Given data:
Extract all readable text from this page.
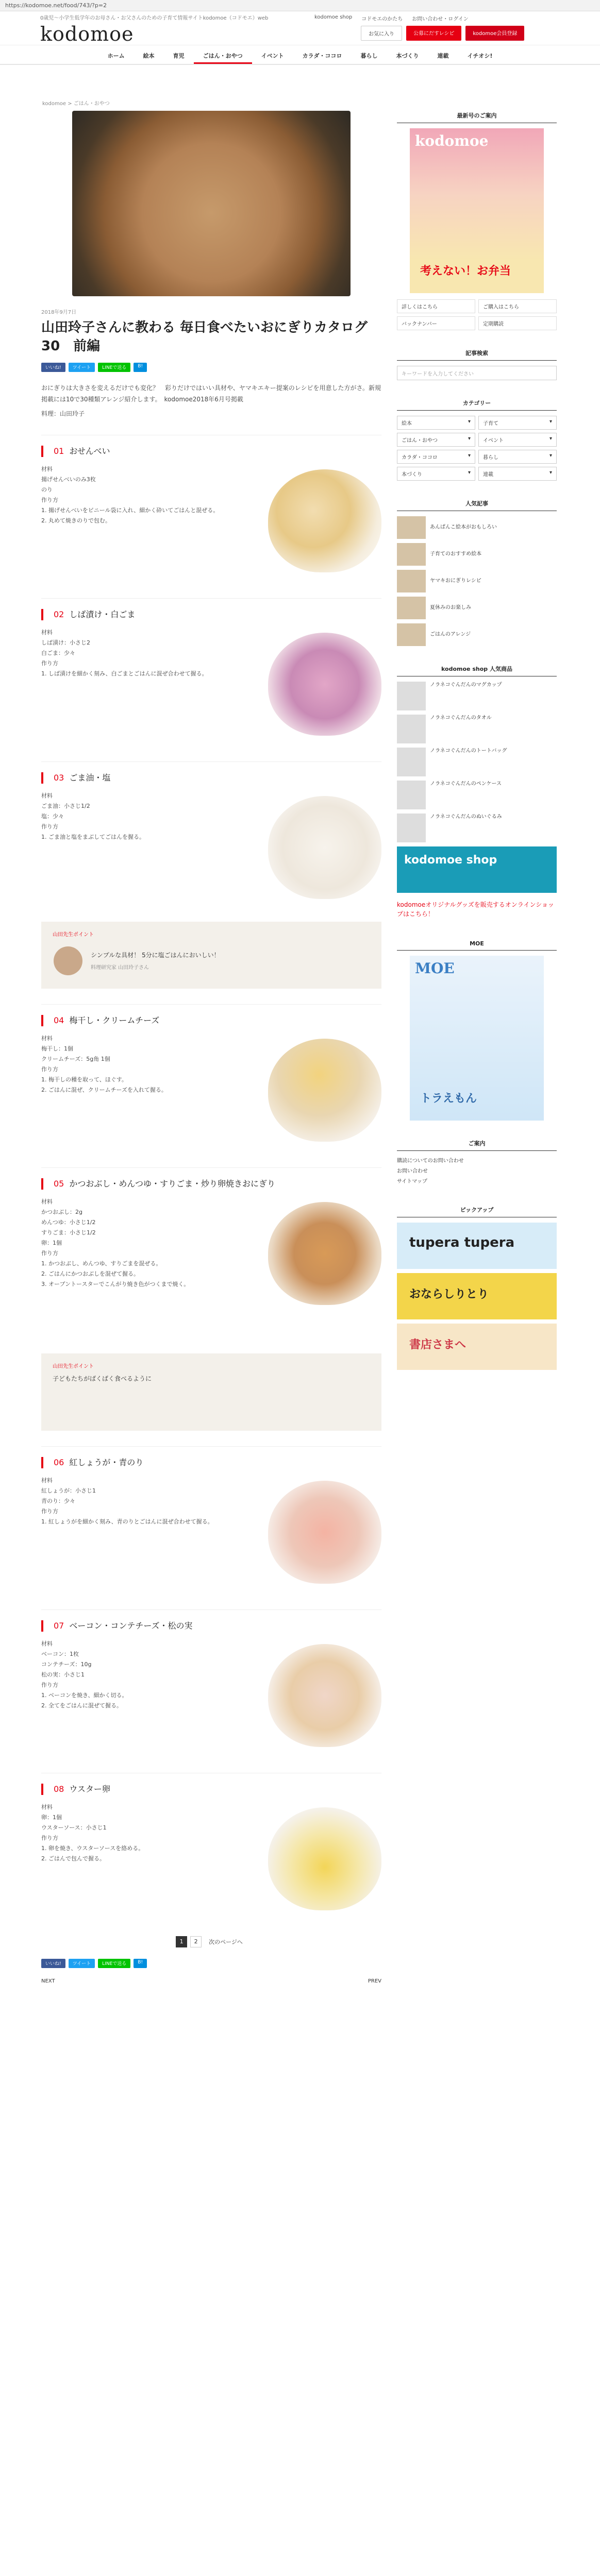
https://kodomoe.net/food/743/?p=2
0歳児〜小学生低学年のお母さん・お父さんのための子育て情報サイトkodomoe（コドモエ）web
kodomoe
kodomoe shop コドモエのかたち お問い合わせ・ログイン
お気に入り	公募にだすレシピ	kodomoe会員登録
ホーム	絵本	育児	ごはん・おやつ	イベント	カラダ・ココロ	暮らし	本づくり	連載	イチオシ!
kodomoe > ごはん・おやつ
2018年9月7日
山田玲子さんに教わる 毎日食べたいおにぎりカタログ30　前編
いいね!	ツイート	LINEで送る	B!

おにぎりは大きさを変えるだけでも変化？　彩りだけではいい具材や、ヤマキエキー提案のレシピを用意した方がさ。新規掲載には10で30種類アレンジ紹介します。　kodomoe2018年6月号掲載

料理：山田玲子

01 おせんべい
材料
揚げせんべいのみ3枚
のり
作り方
1. 揚げせんべいをビニール袋に入れ、細かく砕いてごはんと混ぜる。
2. 丸めて焼きのりで包む。
02 しば漬け・白ごま
材料
しば漬け：小さじ2
白ごま：少々
作り方
1. しば漬けを細かく刻み、白ごまとごはんに混ぜ合わせて握る。
03 ごま油・塩
材料
ごま油：小さじ1/2
塩：少々
作り方
1. ごま油と塩をまぶしてごはんを握る。
山田先生ポイント
シンプルな具材！ 5分に塩ごはんにおいしい！
料理研究家 山田玲子さん
04 梅干し・クリームチーズ
材料
梅干し：1個
クリームチーズ：5g角 1個
作り方
1. 梅干しの種を取って、ほぐす。
2. ごはんに混ぜ、クリームチーズを入れて握る。
05 かつおぶし・めんつゆ・すりごま・炒り卵焼きおにぎり
材料
かつおぶし：2g
めんつゆ：小さじ1/2
すりごま：小さじ1/2
卵：1個
作り方
1. かつおぶし、めんつゆ、すりごまを混ぜる。
2. ごはんにかつおぶしを混ぜて握る。
3. オーブントースターでこんがり焼き色がつくまで焼く。
山田先生ポイント
子どもたちがばくばく食べるように
06 紅しょうが・青のり
材料
紅しょうが：小さじ1
青のり：少々
作り方
1. 紅しょうがを細かく刻み、青のりとごはんに混ぜ合わせて握る。
07 ベーコン・コンテチーズ・松の実
材料
ベーコン：1枚
コンテチーズ：10g
松の実：小さじ1
作り方
1. ベーコンを焼き、細かく切る。
2. 全てをごはんに混ぜて握る。
08 ウスター卵
材料
卵：1個
ウスターソース：小さじ1
作り方
1. 卵を焼き、ウスターソースを絡める。
2. ごはんで包んで握る。
1	2	次のページへ
いいね!	ツイート	LINEで送る	B!
NEXT	PREV
最新号のご案内
kodomoe
考えない！お弁当
詳しくはこちら	ご購入はこちら
バックナンバー	定期購読
記事検索
キーワードを入力してください
カテゴリー
絵本	▾ 子育て	▾
ごはん・おやつ	▾ イベント	▾
カラダ・ココロ	▾ 暮らし	▾
本づくり	▾ 連載	▾
人気記事
あんぱんこ絵本がおもしろい
子育てのおすすめ絵本
ヤマキおにぎりレシピ
夏休みのお楽しみ
ごはんのアレンジ
kodomoe shop 人気商品
ノラネコぐんだんのマグカップ
ノラネコぐんだんのタオル
ノラネコぐんだんのトートバッグ
ノラネコぐんだんのペンケース
ノラネコぐんだんのぬいぐるみ
kodomoe shop
kodomoeオリジナルグッズを販売するオンラインショップはこちら！
MOE
MOE
トラえもん
ご案内
購読についてのお問い合わせ
お問い合わせ
サイトマップ
ピックアップ
tupera tupera
おならしりとり
書店さまへ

Task requirements: Determine how many lines of the data contain "めんつゆ" and give nothing but that number.

Answer in full: 3